Work to complete – Copy, from the entries below, each line where the word "deposition" can be found.

(Entries with figure data)

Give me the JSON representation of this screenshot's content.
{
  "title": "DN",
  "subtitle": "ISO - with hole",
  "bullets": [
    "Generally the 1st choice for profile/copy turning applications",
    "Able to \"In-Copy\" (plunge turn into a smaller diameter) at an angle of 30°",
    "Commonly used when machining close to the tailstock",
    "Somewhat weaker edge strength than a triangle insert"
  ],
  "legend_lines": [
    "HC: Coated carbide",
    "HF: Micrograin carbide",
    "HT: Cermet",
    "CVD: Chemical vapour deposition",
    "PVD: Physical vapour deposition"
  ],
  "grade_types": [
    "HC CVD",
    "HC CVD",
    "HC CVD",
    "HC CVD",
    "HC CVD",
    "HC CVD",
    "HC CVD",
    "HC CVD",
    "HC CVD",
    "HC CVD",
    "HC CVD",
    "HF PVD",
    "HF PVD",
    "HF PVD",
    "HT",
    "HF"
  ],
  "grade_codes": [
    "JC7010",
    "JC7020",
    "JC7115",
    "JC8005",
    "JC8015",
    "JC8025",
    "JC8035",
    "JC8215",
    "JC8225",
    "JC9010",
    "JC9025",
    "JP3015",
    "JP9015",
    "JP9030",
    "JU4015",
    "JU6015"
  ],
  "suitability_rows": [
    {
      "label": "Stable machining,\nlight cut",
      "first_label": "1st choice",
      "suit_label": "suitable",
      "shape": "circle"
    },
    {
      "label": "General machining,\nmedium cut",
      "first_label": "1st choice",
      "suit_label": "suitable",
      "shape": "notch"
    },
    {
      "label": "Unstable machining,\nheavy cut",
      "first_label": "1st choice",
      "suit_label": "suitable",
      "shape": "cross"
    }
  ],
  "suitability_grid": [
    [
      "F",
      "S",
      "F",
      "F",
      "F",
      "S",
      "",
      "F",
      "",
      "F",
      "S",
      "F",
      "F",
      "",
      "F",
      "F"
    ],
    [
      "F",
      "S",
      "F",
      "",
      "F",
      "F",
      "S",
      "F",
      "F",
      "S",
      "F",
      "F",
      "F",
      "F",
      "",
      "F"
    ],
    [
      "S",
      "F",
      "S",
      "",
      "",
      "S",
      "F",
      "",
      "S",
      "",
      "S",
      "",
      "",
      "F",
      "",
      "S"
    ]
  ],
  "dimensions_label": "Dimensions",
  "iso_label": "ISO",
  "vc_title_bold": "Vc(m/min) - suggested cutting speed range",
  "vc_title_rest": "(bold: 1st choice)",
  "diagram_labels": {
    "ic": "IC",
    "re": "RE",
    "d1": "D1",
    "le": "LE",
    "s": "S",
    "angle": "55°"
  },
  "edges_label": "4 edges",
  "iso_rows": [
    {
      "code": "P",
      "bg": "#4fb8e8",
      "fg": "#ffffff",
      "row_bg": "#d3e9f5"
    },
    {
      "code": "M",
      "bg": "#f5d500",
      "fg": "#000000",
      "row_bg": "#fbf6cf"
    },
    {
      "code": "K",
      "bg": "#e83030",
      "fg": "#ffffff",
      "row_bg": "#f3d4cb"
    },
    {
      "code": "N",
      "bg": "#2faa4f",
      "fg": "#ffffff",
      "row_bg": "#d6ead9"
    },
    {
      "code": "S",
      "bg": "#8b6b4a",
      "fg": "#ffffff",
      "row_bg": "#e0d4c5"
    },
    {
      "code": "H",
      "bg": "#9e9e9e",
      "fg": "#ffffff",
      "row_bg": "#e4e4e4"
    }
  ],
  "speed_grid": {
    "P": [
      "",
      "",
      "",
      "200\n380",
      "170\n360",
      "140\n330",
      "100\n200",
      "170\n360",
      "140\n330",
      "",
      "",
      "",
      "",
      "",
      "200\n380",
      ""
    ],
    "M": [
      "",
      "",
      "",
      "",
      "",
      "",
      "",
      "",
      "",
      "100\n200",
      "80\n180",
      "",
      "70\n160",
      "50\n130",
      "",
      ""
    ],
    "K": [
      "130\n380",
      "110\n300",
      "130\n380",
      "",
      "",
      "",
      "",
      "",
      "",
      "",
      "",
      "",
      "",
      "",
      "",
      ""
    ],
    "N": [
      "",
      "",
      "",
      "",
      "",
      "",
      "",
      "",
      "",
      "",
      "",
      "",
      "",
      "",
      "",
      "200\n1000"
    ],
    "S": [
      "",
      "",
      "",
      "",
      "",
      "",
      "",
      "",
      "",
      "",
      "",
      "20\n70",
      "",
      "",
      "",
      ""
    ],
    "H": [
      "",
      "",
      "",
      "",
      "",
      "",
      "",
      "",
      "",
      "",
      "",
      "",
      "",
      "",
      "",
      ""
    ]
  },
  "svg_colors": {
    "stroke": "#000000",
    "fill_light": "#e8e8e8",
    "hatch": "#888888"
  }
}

...

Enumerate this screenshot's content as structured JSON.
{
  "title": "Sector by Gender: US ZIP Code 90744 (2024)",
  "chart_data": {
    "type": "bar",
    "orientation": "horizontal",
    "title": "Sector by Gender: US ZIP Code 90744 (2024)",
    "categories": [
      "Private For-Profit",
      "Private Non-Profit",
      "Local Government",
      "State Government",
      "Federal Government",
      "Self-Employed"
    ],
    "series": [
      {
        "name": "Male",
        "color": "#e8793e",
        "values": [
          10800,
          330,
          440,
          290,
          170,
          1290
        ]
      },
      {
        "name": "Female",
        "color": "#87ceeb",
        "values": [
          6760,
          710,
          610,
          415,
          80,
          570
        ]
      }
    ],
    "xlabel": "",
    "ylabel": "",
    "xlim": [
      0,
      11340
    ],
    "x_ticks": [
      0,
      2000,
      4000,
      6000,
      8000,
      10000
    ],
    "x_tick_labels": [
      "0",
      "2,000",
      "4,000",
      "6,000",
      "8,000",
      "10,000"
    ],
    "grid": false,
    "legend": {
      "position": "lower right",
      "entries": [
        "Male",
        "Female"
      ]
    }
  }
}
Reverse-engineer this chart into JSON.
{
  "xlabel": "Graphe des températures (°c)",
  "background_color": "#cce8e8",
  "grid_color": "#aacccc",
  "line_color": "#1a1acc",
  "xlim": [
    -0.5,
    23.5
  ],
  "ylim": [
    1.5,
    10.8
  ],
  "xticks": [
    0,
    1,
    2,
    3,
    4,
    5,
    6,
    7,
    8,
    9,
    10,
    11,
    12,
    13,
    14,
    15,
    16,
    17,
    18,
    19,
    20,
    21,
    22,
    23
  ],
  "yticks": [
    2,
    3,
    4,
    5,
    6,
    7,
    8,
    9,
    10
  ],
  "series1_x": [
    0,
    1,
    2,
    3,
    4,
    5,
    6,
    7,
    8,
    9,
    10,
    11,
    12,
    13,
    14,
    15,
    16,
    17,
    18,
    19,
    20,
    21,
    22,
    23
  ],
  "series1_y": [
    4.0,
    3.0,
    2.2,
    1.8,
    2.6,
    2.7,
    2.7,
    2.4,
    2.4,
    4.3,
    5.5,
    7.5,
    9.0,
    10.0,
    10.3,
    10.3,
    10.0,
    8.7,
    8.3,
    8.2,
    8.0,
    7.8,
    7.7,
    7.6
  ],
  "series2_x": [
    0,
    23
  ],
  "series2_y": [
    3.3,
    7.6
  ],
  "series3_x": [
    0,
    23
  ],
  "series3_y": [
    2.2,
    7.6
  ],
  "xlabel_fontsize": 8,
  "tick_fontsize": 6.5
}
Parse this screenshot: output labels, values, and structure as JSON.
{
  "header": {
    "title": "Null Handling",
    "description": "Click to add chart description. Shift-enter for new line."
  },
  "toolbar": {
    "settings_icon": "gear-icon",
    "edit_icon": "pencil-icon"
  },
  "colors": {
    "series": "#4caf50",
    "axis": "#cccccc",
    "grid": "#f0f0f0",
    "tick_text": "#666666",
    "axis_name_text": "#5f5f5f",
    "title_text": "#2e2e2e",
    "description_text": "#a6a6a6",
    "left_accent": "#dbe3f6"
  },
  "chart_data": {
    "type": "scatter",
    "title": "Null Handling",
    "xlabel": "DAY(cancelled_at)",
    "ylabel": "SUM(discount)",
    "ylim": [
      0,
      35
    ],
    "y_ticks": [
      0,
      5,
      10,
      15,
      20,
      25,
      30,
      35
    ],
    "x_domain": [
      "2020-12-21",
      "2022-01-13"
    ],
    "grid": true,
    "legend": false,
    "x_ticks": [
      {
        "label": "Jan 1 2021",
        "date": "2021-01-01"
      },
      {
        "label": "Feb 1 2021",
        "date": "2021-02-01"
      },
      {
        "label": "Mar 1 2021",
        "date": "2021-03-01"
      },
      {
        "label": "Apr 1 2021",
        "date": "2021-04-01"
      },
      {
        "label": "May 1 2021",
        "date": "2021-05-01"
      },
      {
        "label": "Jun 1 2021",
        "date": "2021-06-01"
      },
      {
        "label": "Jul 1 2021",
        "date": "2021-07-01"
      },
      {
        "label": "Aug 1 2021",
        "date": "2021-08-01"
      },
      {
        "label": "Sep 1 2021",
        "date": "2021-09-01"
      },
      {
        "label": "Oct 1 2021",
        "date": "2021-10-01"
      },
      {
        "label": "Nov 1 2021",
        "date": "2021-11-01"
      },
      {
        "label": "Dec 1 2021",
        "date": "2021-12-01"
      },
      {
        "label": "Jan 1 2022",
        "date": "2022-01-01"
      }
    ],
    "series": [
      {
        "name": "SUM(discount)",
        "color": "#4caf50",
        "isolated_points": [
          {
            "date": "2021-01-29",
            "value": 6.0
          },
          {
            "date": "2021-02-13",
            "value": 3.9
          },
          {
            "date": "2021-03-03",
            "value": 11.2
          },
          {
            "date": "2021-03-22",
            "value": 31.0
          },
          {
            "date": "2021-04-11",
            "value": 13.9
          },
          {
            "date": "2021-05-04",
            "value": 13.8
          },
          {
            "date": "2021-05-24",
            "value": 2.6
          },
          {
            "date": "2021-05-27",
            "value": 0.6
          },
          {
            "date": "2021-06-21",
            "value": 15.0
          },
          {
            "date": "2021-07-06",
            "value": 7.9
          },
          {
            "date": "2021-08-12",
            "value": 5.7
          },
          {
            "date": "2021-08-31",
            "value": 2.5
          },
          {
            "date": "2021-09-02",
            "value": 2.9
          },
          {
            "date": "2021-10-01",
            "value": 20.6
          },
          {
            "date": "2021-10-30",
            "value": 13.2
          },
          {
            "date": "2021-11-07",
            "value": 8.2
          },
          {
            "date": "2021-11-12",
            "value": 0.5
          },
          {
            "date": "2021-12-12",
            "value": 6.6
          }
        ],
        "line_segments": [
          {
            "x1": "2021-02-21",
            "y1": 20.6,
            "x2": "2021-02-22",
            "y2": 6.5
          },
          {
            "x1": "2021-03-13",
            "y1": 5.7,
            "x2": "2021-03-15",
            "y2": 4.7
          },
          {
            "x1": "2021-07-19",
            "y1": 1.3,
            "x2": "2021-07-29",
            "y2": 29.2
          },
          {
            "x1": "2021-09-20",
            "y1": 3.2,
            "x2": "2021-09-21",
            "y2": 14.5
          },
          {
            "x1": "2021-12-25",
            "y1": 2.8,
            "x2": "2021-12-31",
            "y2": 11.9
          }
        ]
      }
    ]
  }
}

Worked answer –
    "CVD: Chemical vapour deposition",
    "PVD: Physical vapour deposition"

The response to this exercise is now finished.